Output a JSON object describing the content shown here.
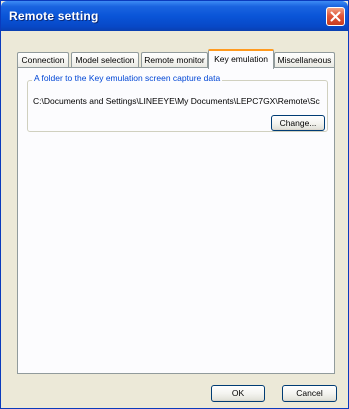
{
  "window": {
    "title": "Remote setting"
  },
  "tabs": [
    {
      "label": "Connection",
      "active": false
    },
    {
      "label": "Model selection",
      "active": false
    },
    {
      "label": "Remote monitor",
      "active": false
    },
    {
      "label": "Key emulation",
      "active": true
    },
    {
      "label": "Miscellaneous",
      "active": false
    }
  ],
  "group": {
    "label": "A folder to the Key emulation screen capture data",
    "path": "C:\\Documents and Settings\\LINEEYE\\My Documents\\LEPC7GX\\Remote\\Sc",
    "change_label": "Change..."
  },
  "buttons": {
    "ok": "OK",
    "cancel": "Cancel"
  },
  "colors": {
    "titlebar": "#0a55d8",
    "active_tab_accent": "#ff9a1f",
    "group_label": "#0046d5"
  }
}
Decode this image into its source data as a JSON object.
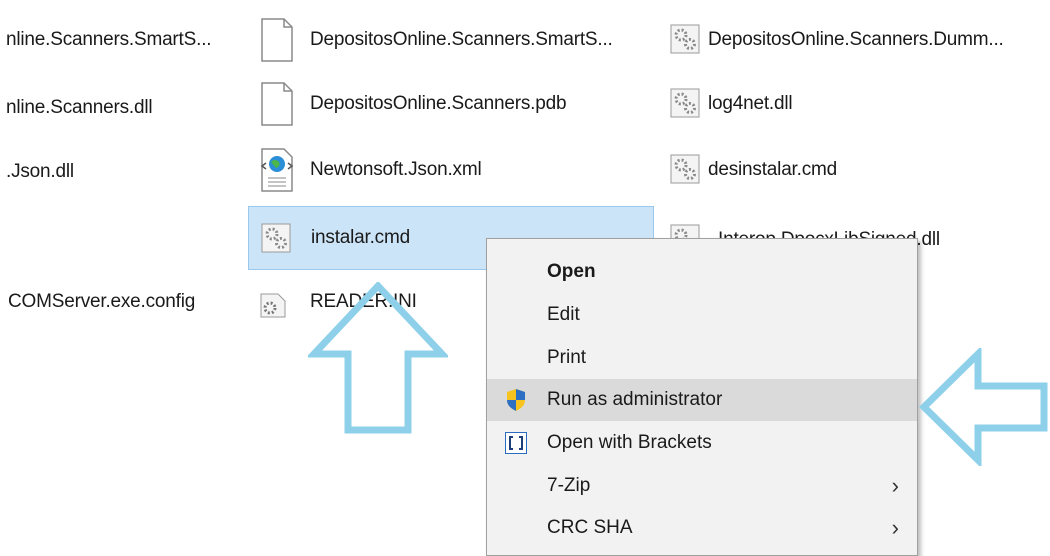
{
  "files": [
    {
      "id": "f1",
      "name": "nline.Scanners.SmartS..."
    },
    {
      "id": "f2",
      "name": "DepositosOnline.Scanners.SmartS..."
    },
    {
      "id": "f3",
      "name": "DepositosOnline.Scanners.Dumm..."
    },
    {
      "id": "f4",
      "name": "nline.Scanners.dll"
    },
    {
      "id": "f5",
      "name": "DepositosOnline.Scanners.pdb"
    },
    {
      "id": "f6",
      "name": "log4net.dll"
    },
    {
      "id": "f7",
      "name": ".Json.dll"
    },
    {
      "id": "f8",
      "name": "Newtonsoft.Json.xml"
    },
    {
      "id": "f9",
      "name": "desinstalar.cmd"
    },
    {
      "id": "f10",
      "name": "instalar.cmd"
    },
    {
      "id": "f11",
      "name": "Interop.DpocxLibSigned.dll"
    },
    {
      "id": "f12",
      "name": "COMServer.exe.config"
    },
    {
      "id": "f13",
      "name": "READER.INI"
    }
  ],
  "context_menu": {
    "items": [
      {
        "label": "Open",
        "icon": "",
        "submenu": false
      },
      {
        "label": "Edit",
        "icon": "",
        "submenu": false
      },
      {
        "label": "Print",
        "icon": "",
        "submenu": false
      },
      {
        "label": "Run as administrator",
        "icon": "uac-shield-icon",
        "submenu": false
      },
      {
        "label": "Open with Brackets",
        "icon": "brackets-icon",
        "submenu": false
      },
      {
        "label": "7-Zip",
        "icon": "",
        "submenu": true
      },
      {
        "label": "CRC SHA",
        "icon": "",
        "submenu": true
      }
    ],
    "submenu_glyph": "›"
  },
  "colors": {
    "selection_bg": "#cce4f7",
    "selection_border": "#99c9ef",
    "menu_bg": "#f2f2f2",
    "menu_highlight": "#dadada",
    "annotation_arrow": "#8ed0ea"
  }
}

--------------------

● **Written instruction**: Show the lines of the data that hold the word "Open".

● **Finished answer**:
        "label": "Open",
        "label": "Open with Brackets",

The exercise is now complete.